| INSTRUCTION |
Search the listing below for the string "BROADBAND" and copy every line where it occurs.

| RECORDS FOR THE TASK |
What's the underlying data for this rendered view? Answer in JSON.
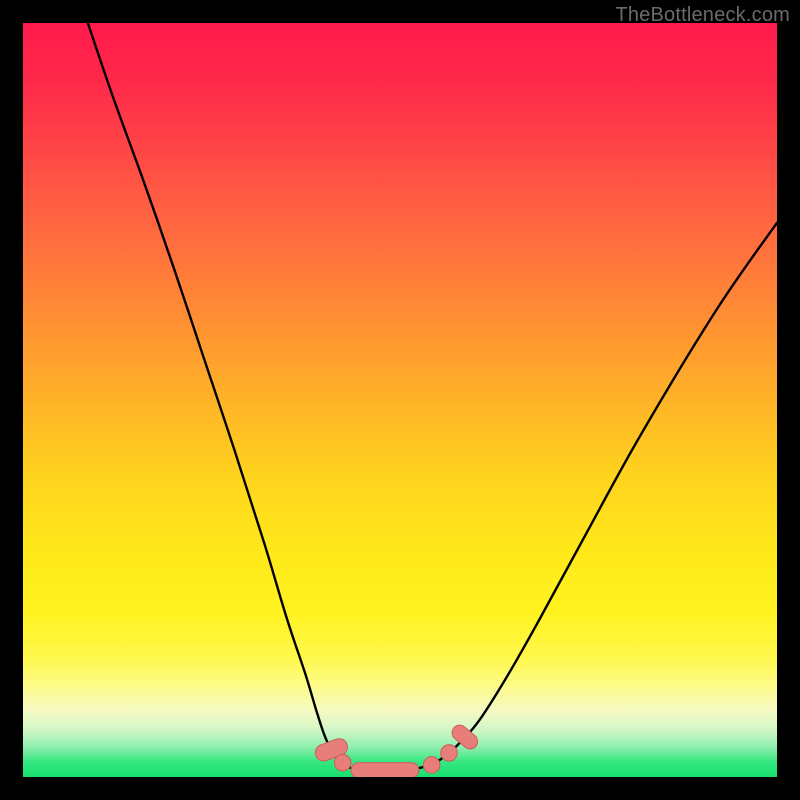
{
  "watermark": {
    "text": "TheBottleneck.com"
  },
  "colors": {
    "page_bg": "#000000",
    "gradient": [
      "#ff1a4b",
      "#ff2a4a",
      "#ff4a46",
      "#ff6a3f",
      "#ff8a34",
      "#ffb328",
      "#ffd31e",
      "#ffe81a",
      "#fff21f",
      "#fff84a",
      "#fdfb8a",
      "#f6fac0",
      "#d7f7c8",
      "#90efb0",
      "#36e77f",
      "#16e070"
    ],
    "curve": "#000000",
    "marker_fill": "#e77e7a",
    "marker_stroke": "#c95f5a"
  },
  "chart_data": {
    "type": "line",
    "title": "",
    "xlabel": "",
    "ylabel": "",
    "xlim": [
      0,
      100
    ],
    "ylim": [
      0,
      100
    ],
    "grid": false,
    "legend": false,
    "annotations": [],
    "series": [
      {
        "name": "curve",
        "x": [
          8.6,
          12,
          16,
          20,
          24,
          28,
          32,
          35,
          37.5,
          39,
          40.2,
          41.5,
          43,
          45,
          48,
          51,
          54,
          56,
          58,
          60.5,
          64,
          68,
          74,
          82,
          92,
          100
        ],
        "y": [
          100,
          90,
          79,
          67.5,
          55.5,
          43.5,
          31,
          21,
          13.5,
          8.5,
          5,
          2.7,
          1.4,
          0.9,
          0.85,
          0.95,
          1.6,
          2.8,
          4.6,
          7.5,
          13,
          20,
          31,
          45.5,
          62,
          73.5
        ]
      }
    ],
    "markers": [
      {
        "shape": "capsule",
        "cx": 40.9,
        "cy": 3.6,
        "w": 2.2,
        "h": 4.4,
        "angle": 70
      },
      {
        "shape": "circle",
        "cx": 42.4,
        "cy": 1.9,
        "r": 1.1
      },
      {
        "shape": "capsule",
        "cx": 48.0,
        "cy": 0.9,
        "w": 9.0,
        "h": 2.0,
        "angle": 0
      },
      {
        "shape": "circle",
        "cx": 54.2,
        "cy": 1.6,
        "r": 1.1
      },
      {
        "shape": "circle",
        "cx": 56.5,
        "cy": 3.2,
        "r": 1.1
      },
      {
        "shape": "capsule",
        "cx": 58.6,
        "cy": 5.3,
        "w": 2.0,
        "h": 3.8,
        "angle": -50
      }
    ]
  }
}
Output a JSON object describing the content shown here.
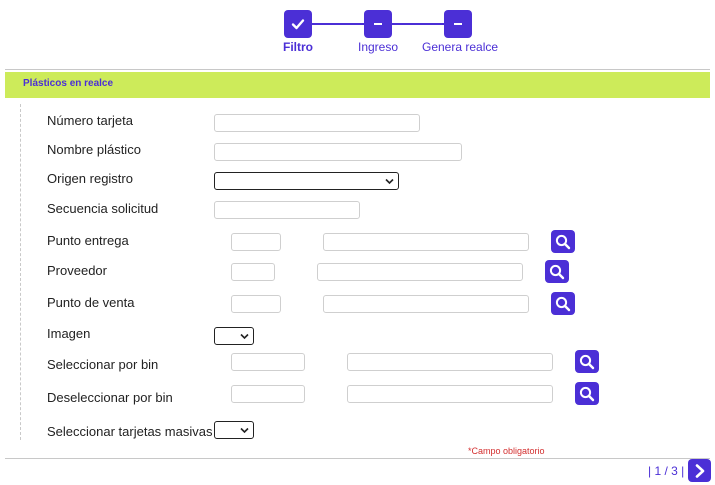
{
  "stepper": {
    "steps": [
      {
        "label": "Filtro",
        "state": "done"
      },
      {
        "label": "Ingreso",
        "state": "pending"
      },
      {
        "label": "Genera realce",
        "state": "pending"
      }
    ]
  },
  "section": {
    "title": "Plásticos en realce"
  },
  "form": {
    "fields": [
      {
        "label": "Número tarjeta",
        "value": ""
      },
      {
        "label": "Nombre plástico",
        "value": ""
      },
      {
        "label": "Origen registro",
        "value": ""
      },
      {
        "label": "Secuencia solicitud",
        "value": ""
      },
      {
        "label": "Punto entrega",
        "code": "",
        "description": ""
      },
      {
        "label": "Proveedor",
        "code": "",
        "description": ""
      },
      {
        "label": "Punto de venta",
        "code": "",
        "description": ""
      },
      {
        "label": "Imagen",
        "value": ""
      },
      {
        "label": "Seleccionar por bin",
        "from": "",
        "to": ""
      },
      {
        "label": "Deseleccionar por bin",
        "from": "",
        "to": ""
      },
      {
        "label": "Seleccionar tarjetas masivas",
        "value": ""
      }
    ]
  },
  "footer": {
    "required_note": "*Campo obligatorio",
    "pager": "| 1 / 3 |"
  },
  "colors": {
    "accent": "#4b2fd6",
    "section_bg": "#cdeb5a",
    "required": "#d32f2f"
  },
  "icons": {
    "done_step": "check-icon",
    "pending_step": "minus-icon",
    "lookup": "search-icon",
    "next": "chevron-right-icon"
  }
}
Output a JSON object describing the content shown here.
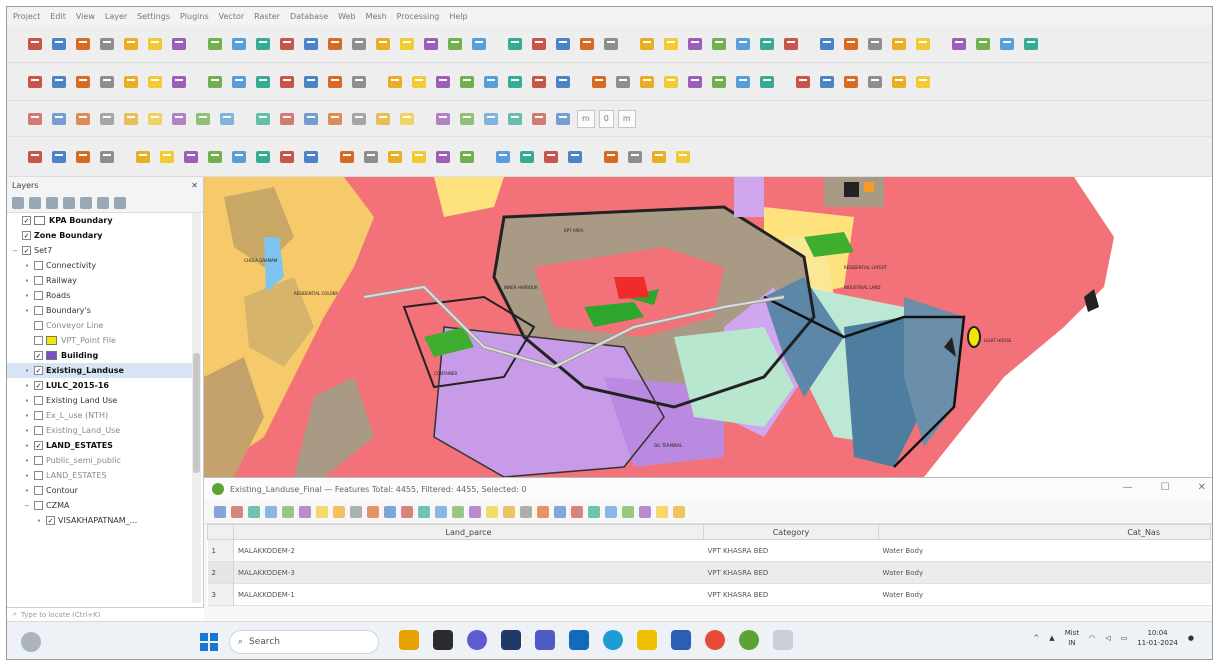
{
  "menubar": [
    "Project",
    "Edit",
    "View",
    "Layer",
    "Settings",
    "Plugins",
    "Vector",
    "Raster",
    "Database",
    "Web",
    "Mesh",
    "Processing",
    "Help"
  ],
  "toolbar3": {
    "field_unit": "m",
    "field_value": "0",
    "field_unit2": "m"
  },
  "layers_panel": {
    "title": "Layers",
    "items": [
      {
        "name": "KPA Boundary",
        "checked": true,
        "style": "bold",
        "swatch": "#ffffff",
        "expand": "",
        "indent": 0
      },
      {
        "name": "Zone Boundary",
        "checked": true,
        "style": "bold",
        "swatch": "",
        "expand": "",
        "indent": 0
      },
      {
        "name": "Set7",
        "checked": true,
        "style": "normal",
        "swatch": "",
        "expand": "−",
        "indent": 0
      },
      {
        "name": "Connectivity",
        "checked": false,
        "style": "normal",
        "swatch": "",
        "expand": "•",
        "indent": 1
      },
      {
        "name": "Railway",
        "checked": false,
        "style": "normal",
        "swatch": "",
        "expand": "•",
        "indent": 1
      },
      {
        "name": "Roads",
        "checked": false,
        "style": "normal",
        "swatch": "",
        "expand": "•",
        "indent": 1
      },
      {
        "name": "Boundary's",
        "checked": false,
        "style": "normal",
        "swatch": "",
        "expand": "•",
        "indent": 1
      },
      {
        "name": "Conveyor Line",
        "checked": false,
        "style": "dim",
        "swatch": "",
        "expand": "",
        "indent": 1
      },
      {
        "name": "VPT_Point File",
        "checked": false,
        "style": "dim",
        "swatch": "#f4e600",
        "expand": "",
        "indent": 1
      },
      {
        "name": "Building",
        "checked": true,
        "style": "bold",
        "swatch": "#7b4fc8",
        "expand": "",
        "indent": 1
      },
      {
        "name": "Existing_Landuse",
        "checked": true,
        "style": "bold",
        "swatch": "",
        "expand": "•",
        "indent": 1,
        "selected": true
      },
      {
        "name": "LULC_2015-16",
        "checked": true,
        "style": "bold",
        "swatch": "",
        "expand": "•",
        "indent": 1
      },
      {
        "name": "Existing Land Use",
        "checked": false,
        "style": "normal",
        "swatch": "",
        "expand": "•",
        "indent": 1
      },
      {
        "name": "Ex_L_use (NTH)",
        "checked": false,
        "style": "dim",
        "swatch": "",
        "expand": "•",
        "indent": 1
      },
      {
        "name": "Existing_Land_Use",
        "checked": false,
        "style": "dim",
        "swatch": "",
        "expand": "•",
        "indent": 1
      },
      {
        "name": "LAND_ESTATES",
        "checked": true,
        "style": "bold",
        "swatch": "",
        "expand": "•",
        "indent": 1
      },
      {
        "name": "Public_semi_public",
        "checked": false,
        "style": "dim",
        "swatch": "",
        "expand": "•",
        "indent": 1
      },
      {
        "name": "LAND_ESTATES",
        "checked": false,
        "style": "dim",
        "swatch": "",
        "expand": "•",
        "indent": 1
      },
      {
        "name": "Contour",
        "checked": false,
        "style": "normal",
        "swatch": "",
        "expand": "•",
        "indent": 1
      },
      {
        "name": "CZMA",
        "checked": false,
        "style": "normal",
        "swatch": "",
        "expand": "−",
        "indent": 1
      },
      {
        "name": "VISAKHAPATNAM_...",
        "checked": true,
        "style": "normal",
        "swatch": "",
        "expand": "•",
        "indent": 2
      }
    ],
    "locator_placeholder": "Type to locate (Ctrl+K)"
  },
  "attribute_table": {
    "title": "Existing_Landuse_Final — Features Total: 4455, Filtered: 4455, Selected: 0",
    "columns": [
      "Land_parce",
      "Category",
      "Cat_Nas"
    ],
    "rows": [
      {
        "n": "1",
        "land_parce": "MALAKKODEM-2",
        "category": "VPT KHASRA BED",
        "cat_nas": "Water Body"
      },
      {
        "n": "2",
        "land_parce": "MALAKKODEM-3",
        "category": "VPT KHASRA BED",
        "cat_nas": "Water Body"
      },
      {
        "n": "3",
        "land_parce": "MALAKKODEM-1",
        "category": "VPT KHASRA BED",
        "cat_nas": "Water Body"
      }
    ]
  },
  "taskbar": {
    "search_placeholder": "Search",
    "weather_line1": "Mist",
    "weather_line2": "IN",
    "time": "10:04",
    "date": "11-01-2024"
  },
  "colors": {
    "map_bg": "#f3727a",
    "qgis_green": "#5aa531",
    "windows_blue": "#1977d3"
  }
}
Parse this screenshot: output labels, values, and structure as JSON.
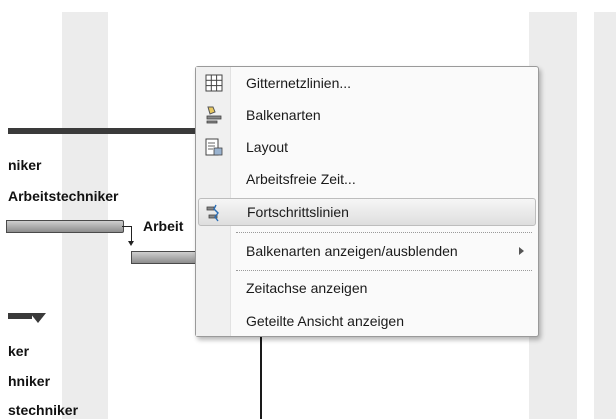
{
  "gantt": {
    "labels": [
      "niker",
      "Arbeitstechniker",
      "Arbeit",
      "ker",
      "hniker",
      "stechniker"
    ]
  },
  "context_menu": {
    "items": [
      {
        "label": "Gitternetzlinien...",
        "icon": "gridlines-icon"
      },
      {
        "label": "Balkenarten",
        "icon": "bar-styles-icon"
      },
      {
        "label": "Layout",
        "icon": "layout-icon"
      },
      {
        "label": "Arbeitsfreie Zeit..."
      },
      {
        "label": "Fortschrittslinien",
        "icon": "progress-lines-icon",
        "hovered": true
      },
      {
        "label": "Balkenarten anzeigen/ausblenden",
        "submenu": true
      },
      {
        "label": "Zeitachse anzeigen"
      },
      {
        "label": "Geteilte Ansicht anzeigen"
      }
    ]
  }
}
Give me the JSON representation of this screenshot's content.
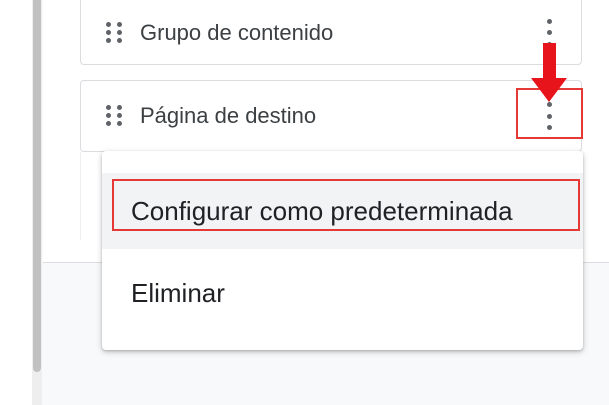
{
  "list": {
    "items": [
      {
        "label": "Grupo de contenido"
      },
      {
        "label": "Página de destino"
      }
    ]
  },
  "menu": {
    "items": [
      {
        "label": "Configurar como predeterminada",
        "highlighted": true
      },
      {
        "label": "Eliminar",
        "highlighted": false
      }
    ]
  },
  "icons": {
    "drag": "drag-handle-icon",
    "more": "more-vert-icon",
    "arrow": "down-arrow-annotation"
  },
  "colors": {
    "annotation_red": "#e53935",
    "arrow_red": "#e8141b",
    "text": "#3c4043",
    "icon_gray": "#5f6368",
    "menu_hover": "#f1f3f4"
  }
}
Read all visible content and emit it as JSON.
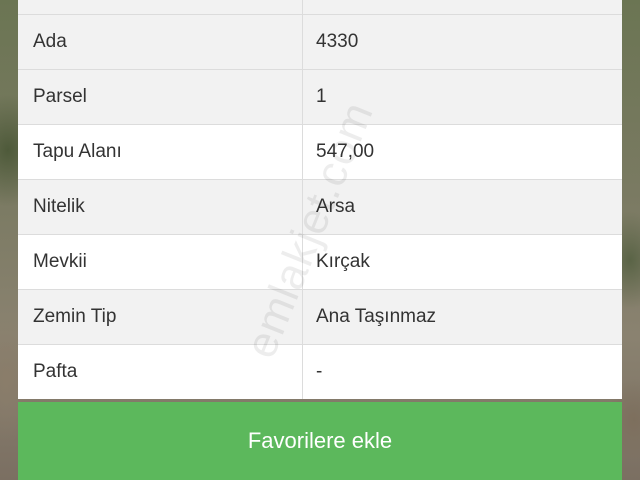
{
  "details": {
    "rows": [
      {
        "label": "",
        "value": ""
      },
      {
        "label": "Ada",
        "value": "4330"
      },
      {
        "label": "Parsel",
        "value": "1"
      },
      {
        "label": "Tapu Alanı",
        "value": "547,00"
      },
      {
        "label": "Nitelik",
        "value": "Arsa"
      },
      {
        "label": "Mevkii",
        "value": "Kırçak"
      },
      {
        "label": "Zemin Tip",
        "value": "Ana Taşınmaz"
      },
      {
        "label": "Pafta",
        "value": "-"
      }
    ]
  },
  "actions": {
    "favorite_label": "Favorilere ekle",
    "favorite_color": "#5cb85c"
  },
  "watermark": "emlakjet.com"
}
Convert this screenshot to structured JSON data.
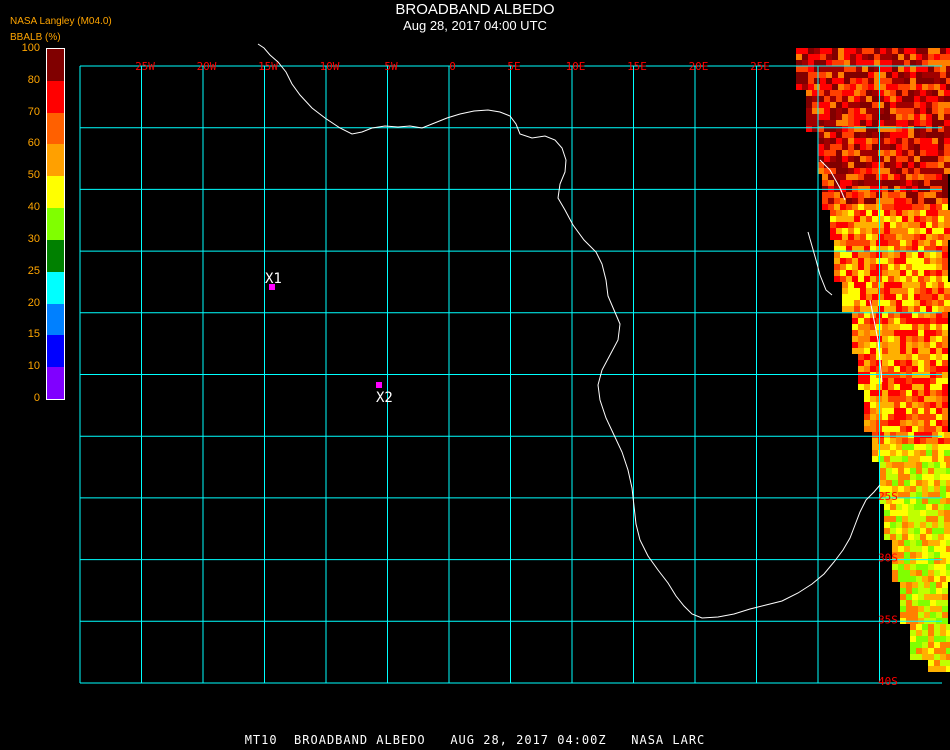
{
  "header": {
    "title": "BROADBAND ALBEDO",
    "subtitle": "Aug 28, 2017 04:00 UTC",
    "credit": "NASA Langley (M04.0)"
  },
  "colorbar": {
    "label": "BBALB (%)",
    "ticks": [
      "100",
      "80",
      "70",
      "60",
      "50",
      "40",
      "30",
      "25",
      "20",
      "15",
      "10",
      "0"
    ],
    "colors": [
      "#800000",
      "#ff0000",
      "#ff6000",
      "#ffa000",
      "#ffff00",
      "#80ff00",
      "#008000",
      "#00ffff",
      "#0080ff",
      "#0000ff",
      "#8000ff"
    ]
  },
  "map": {
    "lon_labels": [
      "25W",
      "20W",
      "15W",
      "10W",
      "5W",
      "0",
      "5E",
      "10E",
      "15E",
      "20E",
      "25E"
    ],
    "lat_labels": [
      "25S",
      "30S",
      "35S",
      "40S"
    ],
    "markers": [
      {
        "id": "X1",
        "label": "X1"
      },
      {
        "id": "X2",
        "label": "X2"
      }
    ],
    "grid_color": "#00ffff",
    "label_color": "#ff0000",
    "marker_color": "#ff00ff"
  },
  "footer": "MT10  BROADBAND ALBEDO   AUG 28, 2017 04:00Z   NASA LARC"
}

| TASK SOLUTION |
    "title": "BROADBAND ALBEDO",
  "footer": "MT10  BROADBAND ALBEDO   AUG 28, 2017 04:00Z   NASA LARC"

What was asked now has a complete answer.